### What you have to do
Skip the images and copy each record exactly as written.

### Stored data

........

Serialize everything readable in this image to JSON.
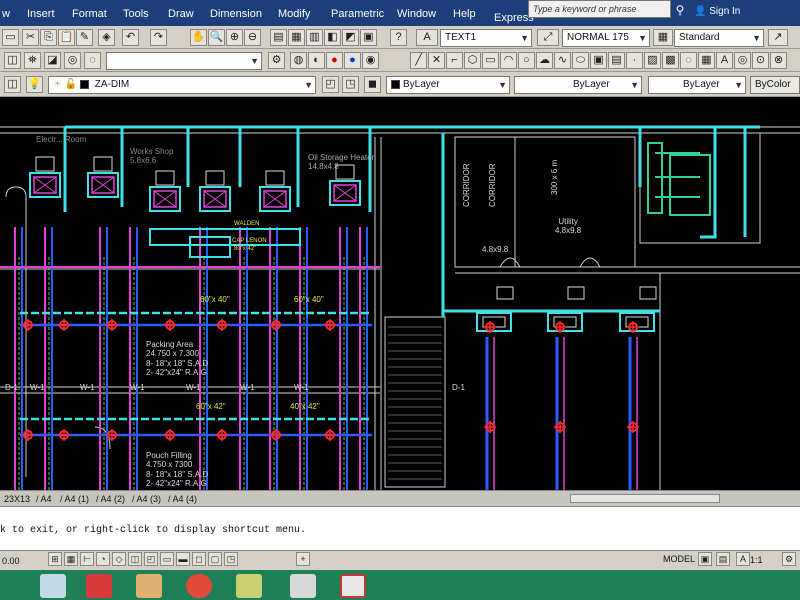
{
  "menu": {
    "items": [
      "w",
      "Insert",
      "Format",
      "Tools",
      "Draw",
      "Dimension",
      "Modify",
      "Parametric",
      "Window",
      "Help",
      "Express"
    ],
    "search_placeholder": "Type a keyword or phrase",
    "sign_in": "Sign In"
  },
  "toolbar2": {
    "text_style": "TEXT1",
    "dim_style": "NORMAL 175",
    "table_style": "Standard"
  },
  "toolbar3": {
    "layer": "ZA-DIM",
    "color": "ByLayer",
    "linetype": "ByLayer",
    "lineweight": "ByLayer",
    "plot_style": "ByColor"
  },
  "drawing": {
    "labels": {
      "electrical_room": "Electr... Room",
      "works_shop": "Works Shop\n5.8x6.6",
      "oil_storage": "Oil Storage Heater\n14.8x4.8",
      "packing_area": "Packing Area\n24.750 x 7.300",
      "packing_sad": "8- 18\"x 18\" S.A.D",
      "packing_rag": "2- 42\"x24\" R.A.G",
      "pouch_filling": "Pouch Filling\n4.750 x 7300",
      "pouch_sad": "8- 18\"x 18\" S.A.D",
      "pouch_rag": "2- 42\"x24\" R.A.G",
      "utility": "Utility\n4.8x9.8",
      "room_a": "4.8x9.8",
      "corridor_1": "CORRIDOR",
      "corridor_2": "CORRIDOR",
      "corridor_3": "300 x 6 m",
      "duct_60x40_a": "60\"x 40\"",
      "duct_60x40_b": "60\"x 40\"",
      "duct_60x42": "60\"x 42\"",
      "duct_40x42": "40\"x 42\"",
      "unit_label_1": "WALDEN",
      "unit_label_2": "CAP LENON",
      "unit_size": "80\"x 42\"",
      "w1_a": "W-1",
      "w1_b": "W-1",
      "w1_c": "W-1",
      "w1_d": "W-1",
      "w1_e": "W-1",
      "w1_f": "W-1",
      "d1_a": "D-1",
      "d1_b": "D-1"
    }
  },
  "tabs": [
    "23X13",
    "A4",
    "A4 (1)",
    "A4 (2)",
    "A4 (3)",
    "A4 (4)"
  ],
  "command_line": "k to exit, or right-click to display shortcut menu.",
  "status": {
    "coords": "0.00",
    "model": "MODEL",
    "scale": "1:1"
  },
  "colors": {
    "menu_bg": "#1c3f7c",
    "toolbar_bg": "#d4d0c8",
    "cyan": "#3fe0e6",
    "magenta": "#e040d8",
    "blue": "#2a5dff",
    "red": "#ff2a2a",
    "taskbar": "#1f7f56"
  }
}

........

### Task output
Serialize everything readable in this image to JSON.
{
  "menu": {
    "items": [
      "w",
      "Insert",
      "Format",
      "Tools",
      "Draw",
      "Dimension",
      "Modify",
      "Parametric",
      "Window",
      "Help",
      "Express"
    ],
    "search_placeholder": "Type a keyword or phrase",
    "sign_in": "Sign In"
  },
  "toolbar2": {
    "text_style": "TEXT1",
    "dim_style": "NORMAL 175",
    "table_style": "Standard"
  },
  "toolbar3": {
    "layer": "ZA-DIM",
    "color": "ByLayer",
    "linetype": "ByLayer",
    "lineweight": "ByLayer",
    "plot_style": "ByColor"
  },
  "drawing": {
    "labels": {
      "electrical_room": "Electr... Room",
      "works_shop": "Works Shop\n5.8x6.6",
      "oil_storage": "Oil Storage Heater\n14.8x4.8",
      "packing_area": "Packing Area\n24.750 x 7.300",
      "packing_sad": "8- 18\"x 18\" S.A.D",
      "packing_rag": "2- 42\"x24\" R.A.G",
      "pouch_filling": "Pouch Filling\n4.750 x 7300",
      "pouch_sad": "8- 18\"x 18\" S.A.D",
      "pouch_rag": "2- 42\"x24\" R.A.G",
      "utility": "Utility\n4.8x9.8",
      "room_a": "4.8x9.8",
      "corridor_1": "CORRIDOR",
      "corridor_2": "CORRIDOR",
      "corridor_3": "300 x 6 m",
      "duct_60x40_a": "60\"x 40\"",
      "duct_60x40_b": "60\"x 40\"",
      "duct_60x42": "60\"x 42\"",
      "duct_40x42": "40\"x 42\"",
      "unit_label_1": "WALDEN",
      "unit_label_2": "CAP LENON",
      "unit_size": "80\"x 42\"",
      "w1_a": "W-1",
      "w1_b": "W-1",
      "w1_c": "W-1",
      "w1_d": "W-1",
      "w1_e": "W-1",
      "w1_f": "W-1",
      "d1_a": "D-1",
      "d1_b": "D-1"
    }
  },
  "tabs": [
    "23X13",
    "A4",
    "A4 (1)",
    "A4 (2)",
    "A4 (3)",
    "A4 (4)"
  ],
  "command_line": "k to exit, or right-click to display shortcut menu.",
  "status": {
    "coords": "0.00",
    "model": "MODEL",
    "scale": "1:1"
  },
  "colors": {
    "menu_bg": "#1c3f7c",
    "toolbar_bg": "#d4d0c8",
    "cyan": "#3fe0e6",
    "magenta": "#e040d8",
    "blue": "#2a5dff",
    "red": "#ff2a2a",
    "taskbar": "#1f7f56"
  }
}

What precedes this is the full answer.